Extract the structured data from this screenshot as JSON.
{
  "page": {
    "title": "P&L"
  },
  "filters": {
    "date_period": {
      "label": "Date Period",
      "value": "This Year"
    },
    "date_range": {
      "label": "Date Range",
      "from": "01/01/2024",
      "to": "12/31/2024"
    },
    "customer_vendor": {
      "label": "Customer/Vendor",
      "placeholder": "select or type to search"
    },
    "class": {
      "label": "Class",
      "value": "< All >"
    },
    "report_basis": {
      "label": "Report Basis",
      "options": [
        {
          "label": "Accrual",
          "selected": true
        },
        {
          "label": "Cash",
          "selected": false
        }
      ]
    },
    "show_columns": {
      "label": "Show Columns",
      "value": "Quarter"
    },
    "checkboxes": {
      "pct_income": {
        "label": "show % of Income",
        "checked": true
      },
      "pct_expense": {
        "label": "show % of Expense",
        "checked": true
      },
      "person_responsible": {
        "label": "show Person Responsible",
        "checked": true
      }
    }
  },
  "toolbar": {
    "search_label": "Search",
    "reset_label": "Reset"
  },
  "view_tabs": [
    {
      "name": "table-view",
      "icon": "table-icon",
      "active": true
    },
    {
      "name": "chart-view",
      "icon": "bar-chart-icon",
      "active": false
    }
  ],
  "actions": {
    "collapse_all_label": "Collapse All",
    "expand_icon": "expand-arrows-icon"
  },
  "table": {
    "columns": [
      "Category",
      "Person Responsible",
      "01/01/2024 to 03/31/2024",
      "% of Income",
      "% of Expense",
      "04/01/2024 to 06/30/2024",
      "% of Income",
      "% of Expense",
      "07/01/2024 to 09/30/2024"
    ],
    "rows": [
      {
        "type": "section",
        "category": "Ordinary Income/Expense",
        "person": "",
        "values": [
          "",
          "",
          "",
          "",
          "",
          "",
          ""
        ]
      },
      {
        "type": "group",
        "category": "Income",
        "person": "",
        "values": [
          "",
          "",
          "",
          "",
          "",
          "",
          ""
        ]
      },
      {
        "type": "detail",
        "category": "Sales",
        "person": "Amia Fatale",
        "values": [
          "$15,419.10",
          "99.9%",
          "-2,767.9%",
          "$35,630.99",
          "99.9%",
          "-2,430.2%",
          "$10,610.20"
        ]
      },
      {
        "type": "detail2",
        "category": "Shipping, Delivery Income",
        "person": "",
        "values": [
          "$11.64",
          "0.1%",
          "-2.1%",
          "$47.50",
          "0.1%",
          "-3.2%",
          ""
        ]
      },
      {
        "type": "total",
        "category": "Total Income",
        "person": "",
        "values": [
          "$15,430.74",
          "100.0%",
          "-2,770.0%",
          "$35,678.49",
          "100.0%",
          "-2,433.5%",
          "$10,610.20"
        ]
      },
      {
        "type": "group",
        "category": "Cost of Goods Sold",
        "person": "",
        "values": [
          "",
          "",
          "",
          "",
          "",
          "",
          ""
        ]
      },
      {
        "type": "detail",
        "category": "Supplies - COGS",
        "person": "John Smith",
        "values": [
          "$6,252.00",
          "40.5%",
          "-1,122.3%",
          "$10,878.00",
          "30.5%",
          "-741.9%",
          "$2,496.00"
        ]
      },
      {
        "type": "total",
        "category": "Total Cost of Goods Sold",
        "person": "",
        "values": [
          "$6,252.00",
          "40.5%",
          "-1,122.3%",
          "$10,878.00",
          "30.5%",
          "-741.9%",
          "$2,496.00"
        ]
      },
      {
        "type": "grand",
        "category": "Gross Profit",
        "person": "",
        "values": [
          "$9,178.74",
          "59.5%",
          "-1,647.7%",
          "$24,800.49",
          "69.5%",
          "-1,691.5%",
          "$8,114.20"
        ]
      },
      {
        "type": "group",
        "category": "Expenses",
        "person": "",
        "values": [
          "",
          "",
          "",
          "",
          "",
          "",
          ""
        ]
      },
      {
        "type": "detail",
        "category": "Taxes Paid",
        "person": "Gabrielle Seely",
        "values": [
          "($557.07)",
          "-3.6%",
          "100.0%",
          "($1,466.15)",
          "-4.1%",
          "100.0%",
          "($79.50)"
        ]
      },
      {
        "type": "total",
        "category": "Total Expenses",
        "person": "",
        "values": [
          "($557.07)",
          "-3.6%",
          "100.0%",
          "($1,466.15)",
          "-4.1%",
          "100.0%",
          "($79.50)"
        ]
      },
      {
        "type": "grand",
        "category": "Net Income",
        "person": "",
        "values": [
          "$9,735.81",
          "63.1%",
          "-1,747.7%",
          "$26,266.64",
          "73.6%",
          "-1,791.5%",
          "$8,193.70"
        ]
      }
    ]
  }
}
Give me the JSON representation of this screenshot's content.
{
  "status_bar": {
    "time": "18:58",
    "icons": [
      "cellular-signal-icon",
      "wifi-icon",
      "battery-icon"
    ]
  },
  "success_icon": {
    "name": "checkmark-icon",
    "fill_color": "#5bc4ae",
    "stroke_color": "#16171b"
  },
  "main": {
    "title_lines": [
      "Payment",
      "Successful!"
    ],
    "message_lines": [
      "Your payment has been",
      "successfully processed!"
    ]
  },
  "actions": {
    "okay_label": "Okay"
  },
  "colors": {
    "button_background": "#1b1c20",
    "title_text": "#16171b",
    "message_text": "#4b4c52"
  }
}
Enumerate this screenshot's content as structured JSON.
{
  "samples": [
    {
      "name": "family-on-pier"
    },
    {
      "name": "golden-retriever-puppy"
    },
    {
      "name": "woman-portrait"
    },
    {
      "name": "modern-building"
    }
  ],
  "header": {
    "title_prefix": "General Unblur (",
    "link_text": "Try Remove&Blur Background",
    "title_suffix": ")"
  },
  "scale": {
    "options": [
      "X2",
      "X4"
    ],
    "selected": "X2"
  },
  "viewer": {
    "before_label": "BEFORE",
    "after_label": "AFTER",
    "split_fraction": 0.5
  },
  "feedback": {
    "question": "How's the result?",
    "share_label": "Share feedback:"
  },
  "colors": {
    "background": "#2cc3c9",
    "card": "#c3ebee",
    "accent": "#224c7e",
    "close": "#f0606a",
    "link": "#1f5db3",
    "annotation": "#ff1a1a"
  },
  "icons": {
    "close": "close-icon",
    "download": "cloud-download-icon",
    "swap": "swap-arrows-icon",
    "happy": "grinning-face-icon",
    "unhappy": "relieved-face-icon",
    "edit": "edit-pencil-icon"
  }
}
= = = =
— What the task asks —
Extract the full listing above without alteration.

— Exercise output —
Extract the structured data from this screenshot as JSON.
{
  "page": {
    "title": "P&L"
  },
  "filters": {
    "date_period": {
      "label": "Date Period",
      "value": "This Year"
    },
    "date_range": {
      "label": "Date Range",
      "from": "01/01/2024",
      "to": "12/31/2024"
    },
    "customer_vendor": {
      "label": "Customer/Vendor",
      "placeholder": "select or type to search"
    },
    "class": {
      "label": "Class",
      "value": "< All >"
    },
    "report_basis": {
      "label": "Report Basis",
      "options": [
        {
          "label": "Accrual",
          "selected": true
        },
        {
          "label": "Cash",
          "selected": false
        }
      ]
    },
    "show_columns": {
      "label": "Show Columns",
      "value": "Quarter"
    },
    "checkboxes": {
      "pct_income": {
        "label": "show % of Income",
        "checked": true
      },
      "pct_expense": {
        "label": "show % of Expense",
        "checked": true
      },
      "person_responsible": {
        "label": "show Person Responsible",
        "checked": true
      }
    }
  },
  "toolbar": {
    "search_label": "Search",
    "reset_label": "Reset"
  },
  "view_tabs": [
    {
      "name": "table-view",
      "icon": "table-icon",
      "active": true
    },
    {
      "name": "chart-view",
      "icon": "bar-chart-icon",
      "active": false
    }
  ],
  "actions": {
    "collapse_all_label": "Collapse All",
    "expand_icon": "expand-arrows-icon"
  },
  "table": {
    "columns": [
      "Category",
      "Person Responsible",
      "01/01/2024 to 03/31/2024",
      "% of Income",
      "% of Expense",
      "04/01/2024 to 06/30/2024",
      "% of Income",
      "% of Expense",
      "07/01/2024 to 09/30/2024"
    ],
    "rows": [
      {
        "type": "section",
        "category": "Ordinary Income/Expense",
        "person": "",
        "values": [
          "",
          "",
          "",
          "",
          "",
          "",
          ""
        ]
      },
      {
        "type": "group",
        "category": "Income",
        "person": "",
        "values": [
          "",
          "",
          "",
          "",
          "",
          "",
          ""
        ]
      },
      {
        "type": "detail",
        "category": "Sales",
        "person": "Amia Fatale",
        "values": [
          "$15,419.10",
          "99.9%",
          "-2,767.9%",
          "$35,630.99",
          "99.9%",
          "-2,430.2%",
          "$10,610.20"
        ]
      },
      {
        "type": "detail2",
        "category": "Shipping, Delivery Income",
        "person": "",
        "values": [
          "$11.64",
          "0.1%",
          "-2.1%",
          "$47.50",
          "0.1%",
          "-3.2%",
          ""
        ]
      },
      {
        "type": "total",
        "category": "Total Income",
        "person": "",
        "values": [
          "$15,430.74",
          "100.0%",
          "-2,770.0%",
          "$35,678.49",
          "100.0%",
          "-2,433.5%",
          "$10,610.20"
        ]
      },
      {
        "type": "group",
        "category": "Cost of Goods Sold",
        "person": "",
        "values": [
          "",
          "",
          "",
          "",
          "",
          "",
          ""
        ]
      },
      {
        "type": "detail",
        "category": "Supplies - COGS",
        "person": "John Smith",
        "values": [
          "$6,252.00",
          "40.5%",
          "-1,122.3%",
          "$10,878.00",
          "30.5%",
          "-741.9%",
          "$2,496.00"
        ]
      },
      {
        "type": "total",
        "category": "Total Cost of Goods Sold",
        "person": "",
        "values": [
          "$6,252.00",
          "40.5%",
          "-1,122.3%",
          "$10,878.00",
          "30.5%",
          "-741.9%",
          "$2,496.00"
        ]
      },
      {
        "type": "grand",
        "category": "Gross Profit",
        "person": "",
        "values": [
          "$9,178.74",
          "59.5%",
          "-1,647.7%",
          "$24,800.49",
          "69.5%",
          "-1,691.5%",
          "$8,114.20"
        ]
      },
      {
        "type": "group",
        "category": "Expenses",
        "person": "",
        "values": [
          "",
          "",
          "",
          "",
          "",
          "",
          ""
        ]
      },
      {
        "type": "detail",
        "category": "Taxes Paid",
        "person": "Gabrielle Seely",
        "values": [
          "($557.07)",
          "-3.6%",
          "100.0%",
          "($1,466.15)",
          "-4.1%",
          "100.0%",
          "($79.50)"
        ]
      },
      {
        "type": "total",
        "category": "Total Expenses",
        "person": "",
        "values": [
          "($557.07)",
          "-3.6%",
          "100.0%",
          "($1,466.15)",
          "-4.1%",
          "100.0%",
          "($79.50)"
        ]
      },
      {
        "type": "grand",
        "category": "Net Income",
        "person": "",
        "values": [
          "$9,735.81",
          "63.1%",
          "-1,747.7%",
          "$26,266.64",
          "73.6%",
          "-1,791.5%",
          "$8,193.70"
        ]
      }
    ]
  }
}
Give me the JSON representation of this screenshot's content.
{
  "status_bar": {
    "time": "18:58",
    "icons": [
      "cellular-signal-icon",
      "wifi-icon",
      "battery-icon"
    ]
  },
  "success_icon": {
    "name": "checkmark-icon",
    "fill_color": "#5bc4ae",
    "stroke_color": "#16171b"
  },
  "main": {
    "title_lines": [
      "Payment",
      "Successful!"
    ],
    "message_lines": [
      "Your payment has been",
      "successfully processed!"
    ]
  },
  "actions": {
    "okay_label": "Okay"
  },
  "colors": {
    "button_background": "#1b1c20",
    "title_text": "#16171b",
    "message_text": "#4b4c52"
  }
}
Enumerate this screenshot's content as structured JSON.
{
  "samples": [
    {
      "name": "family-on-pier"
    },
    {
      "name": "golden-retriever-puppy"
    },
    {
      "name": "woman-portrait"
    },
    {
      "name": "modern-building"
    }
  ],
  "header": {
    "title_prefix": "General Unblur (",
    "link_text": "Try Remove&Blur Background",
    "title_suffix": ")"
  },
  "scale": {
    "options": [
      "X2",
      "X4"
    ],
    "selected": "X2"
  },
  "viewer": {
    "before_label": "BEFORE",
    "after_label": "AFTER",
    "split_fraction": 0.5
  },
  "feedback": {
    "question": "How's the result?",
    "share_label": "Share feedback:"
  },
  "colors": {
    "background": "#2cc3c9",
    "card": "#c3ebee",
    "accent": "#224c7e",
    "close": "#f0606a",
    "link": "#1f5db3",
    "annotation": "#ff1a1a"
  },
  "icons": {
    "close": "close-icon",
    "download": "cloud-download-icon",
    "swap": "swap-arrows-icon",
    "happy": "grinning-face-icon",
    "unhappy": "relieved-face-icon",
    "edit": "edit-pencil-icon"
  }
}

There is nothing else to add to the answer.